▸ Task directions:
In full and without alteration, repeat the material.

▸ Entries provided:
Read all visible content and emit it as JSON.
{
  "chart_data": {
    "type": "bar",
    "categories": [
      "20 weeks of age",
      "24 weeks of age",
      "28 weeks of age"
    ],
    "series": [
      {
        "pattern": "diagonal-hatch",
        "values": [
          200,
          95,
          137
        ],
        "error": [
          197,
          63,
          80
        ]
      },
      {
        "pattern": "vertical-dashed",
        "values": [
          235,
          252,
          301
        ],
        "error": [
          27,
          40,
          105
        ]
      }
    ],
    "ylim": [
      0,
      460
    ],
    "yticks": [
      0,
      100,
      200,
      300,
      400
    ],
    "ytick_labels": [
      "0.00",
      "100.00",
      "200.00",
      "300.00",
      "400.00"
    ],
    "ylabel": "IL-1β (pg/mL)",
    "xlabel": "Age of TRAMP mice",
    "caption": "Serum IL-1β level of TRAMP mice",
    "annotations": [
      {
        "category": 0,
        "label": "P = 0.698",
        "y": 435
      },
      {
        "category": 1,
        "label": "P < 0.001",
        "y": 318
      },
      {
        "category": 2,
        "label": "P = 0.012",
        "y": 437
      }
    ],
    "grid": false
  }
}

▸ Result for this exercise:
Read all visible content and emit it as JSON.
{
  "chart_data": {
    "type": "bar",
    "categories": [
      "20 weeks of age",
      "24 weeks of age",
      "28 weeks of age"
    ],
    "series": [
      {
        "pattern": "diagonal-hatch",
        "values": [
          200,
          95,
          137
        ],
        "error": [
          197,
          63,
          80
        ]
      },
      {
        "pattern": "vertical-dashed",
        "values": [
          235,
          252,
          301
        ],
        "error": [
          27,
          40,
          105
        ]
      }
    ],
    "ylim": [
      0,
      460
    ],
    "yticks": [
      0,
      100,
      200,
      300,
      400
    ],
    "ytick_labels": [
      "0.00",
      "100.00",
      "200.00",
      "300.00",
      "400.00"
    ],
    "ylabel": "IL-1β (pg/mL)",
    "xlabel": "Age of TRAMP mice",
    "caption": "Serum IL-1β level of TRAMP mice",
    "annotations": [
      {
        "category": 0,
        "label": "P = 0.698",
        "y": 435
      },
      {
        "category": 1,
        "label": "P < 0.001",
        "y": 318
      },
      {
        "category": 2,
        "label": "P = 0.012",
        "y": 437
      }
    ],
    "grid": false
  }
}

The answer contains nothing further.